■ Problem to work on
In the part of the listing that opens with the line containing "button[interactable]: 款 xyxy=(16,170,448,455)" and closes with the line containing "button[interactable]: 更多 xyxy=(638,86,738,170)", change "interactable" to "clickable" and write out those lines again with nothing else altered.

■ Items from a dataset
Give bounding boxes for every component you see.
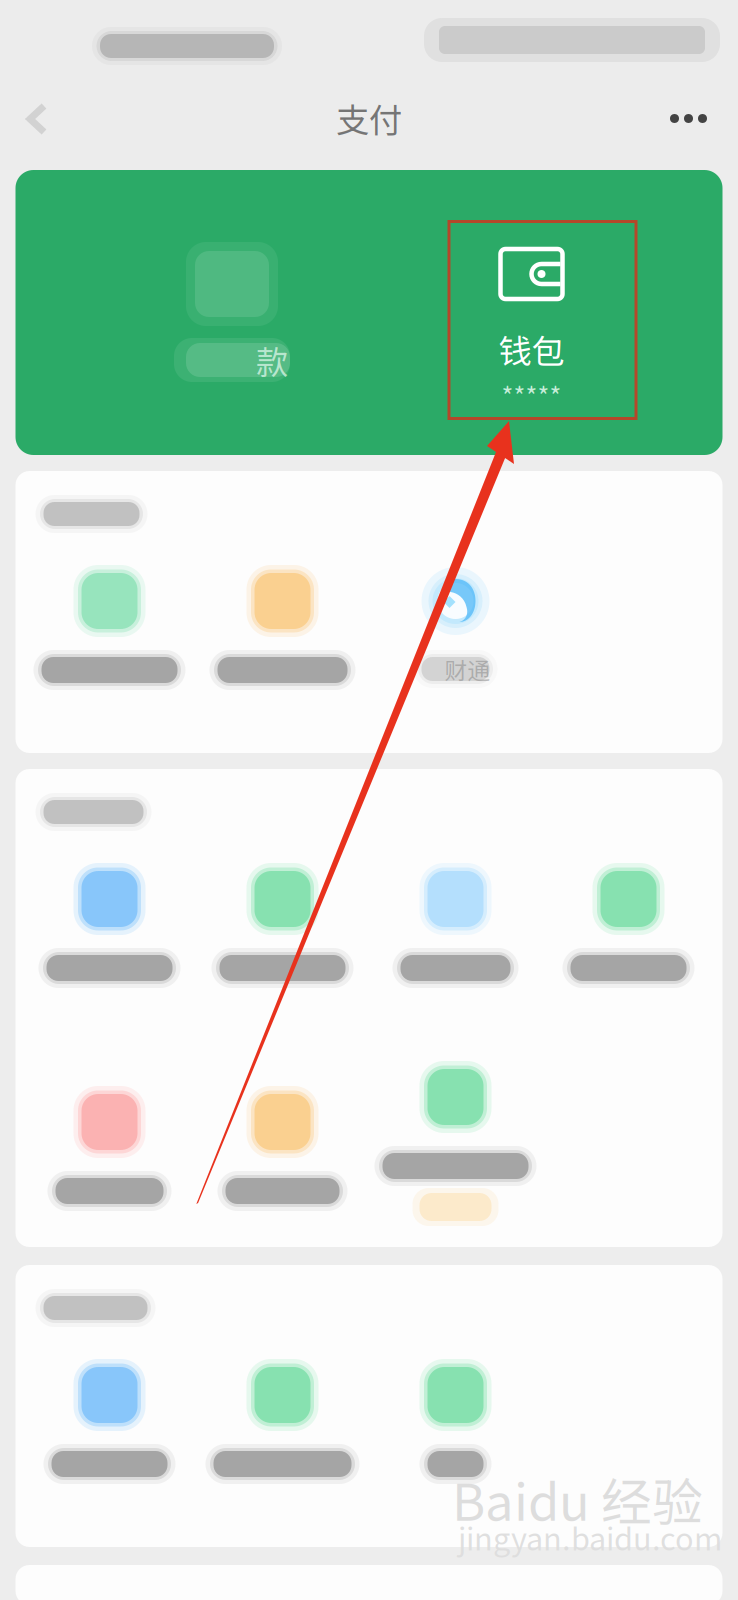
button[interactable]: 款 xyxy=(16,170,448,455)
button[interactable] xyxy=(23,1359,196,1499)
staticText: 款 xyxy=(256,337,288,383)
staticText: Baidu 经验 xyxy=(452,1462,703,1535)
button[interactable] xyxy=(369,1061,542,1251)
button[interactable] xyxy=(23,863,196,1003)
button[interactable] xyxy=(196,1359,369,1499)
button[interactable]: 钱包 xyxy=(448,170,614,455)
button[interactable] xyxy=(196,863,369,1003)
button[interactable] xyxy=(196,565,369,705)
button[interactable]: 返回 xyxy=(0,86,80,170)
staticText: 钱包 xyxy=(498,325,564,373)
button[interactable]: 更多 xyxy=(638,86,738,170)
staticText: jingyan.baidu.com xyxy=(458,1515,722,1559)
button[interactable] xyxy=(23,565,196,705)
button[interactable] xyxy=(369,863,542,1003)
staticText: ***** xyxy=(502,376,562,413)
button[interactable]: 财通 xyxy=(369,565,542,705)
staticText: 财通 xyxy=(444,653,490,685)
staticText: 支付 xyxy=(336,94,402,142)
button[interactable] xyxy=(369,1359,542,1499)
button[interactable] xyxy=(196,1086,369,1226)
button[interactable] xyxy=(542,863,715,1003)
button[interactable] xyxy=(23,1086,196,1226)
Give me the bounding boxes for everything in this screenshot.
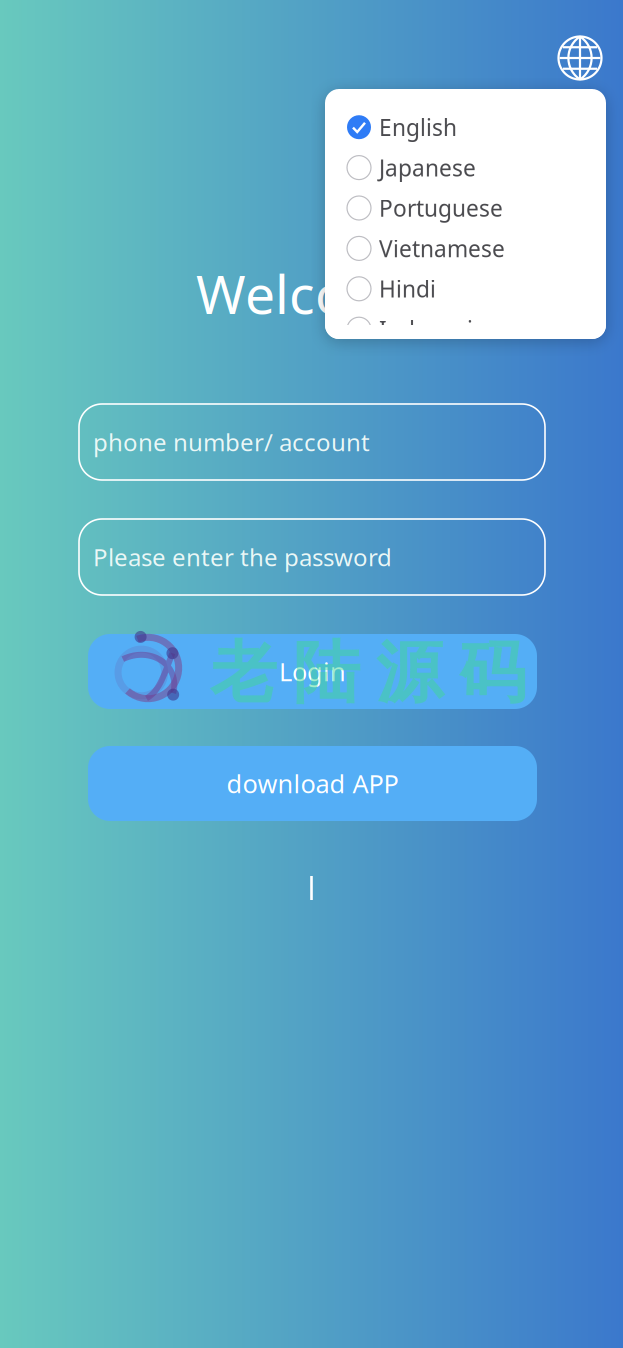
staticText: Japanese <box>379 152 476 183</box>
staticText: download APP <box>226 767 398 800</box>
button[interactable]: phone number/ account <box>79 404 545 480</box>
button[interactable]: Login <box>88 634 537 709</box>
staticText: English <box>379 112 457 142</box>
button[interactable]: Please enter the password <box>79 519 545 595</box>
staticText: Login <box>279 655 346 688</box>
button[interactable]: Indonesian <box>347 309 583 349</box>
button[interactable] <box>313 874 433 902</box>
button[interactable]: English <box>347 107 583 147</box>
button[interactable]: Vietnamese <box>347 228 583 269</box>
staticText: Indonesian <box>379 314 500 344</box>
staticText: Vietnamese <box>379 233 505 263</box>
staticText: 老陆源码 <box>210 632 526 714</box>
staticText: Welcome <box>196 258 427 329</box>
button[interactable] <box>190 874 310 902</box>
staticText: Portuguese <box>379 193 503 223</box>
staticText: phone number/ account <box>93 426 370 458</box>
staticText: Please enter the password <box>93 541 392 573</box>
button[interactable]: download APP <box>88 746 537 821</box>
button[interactable]: Hindi <box>347 269 583 309</box>
staticText: Hindi <box>379 274 436 304</box>
button[interactable]: Language <box>549 27 611 89</box>
button[interactable]: Portuguese <box>347 188 583 228</box>
button[interactable]: Japanese <box>347 147 583 188</box>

■ Solution to the problem
button[clickable]: 款 xyxy=(16,170,448,455)
button[clickable] xyxy=(23,1359,196,1499)
staticText: 款 xyxy=(256,337,288,383)
staticText: Baidu 经验 xyxy=(452,1462,703,1535)
button[clickable] xyxy=(369,1061,542,1251)
button[clickable] xyxy=(23,863,196,1003)
button[clickable] xyxy=(196,1359,369,1499)
button[clickable]: 钱包 xyxy=(448,170,614,455)
button[clickable] xyxy=(196,863,369,1003)
button[clickable] xyxy=(196,565,369,705)
button[clickable]: 返回 xyxy=(0,86,80,170)
staticText: 钱包 xyxy=(498,325,564,373)
button[clickable]: 更多 xyxy=(638,86,738,170)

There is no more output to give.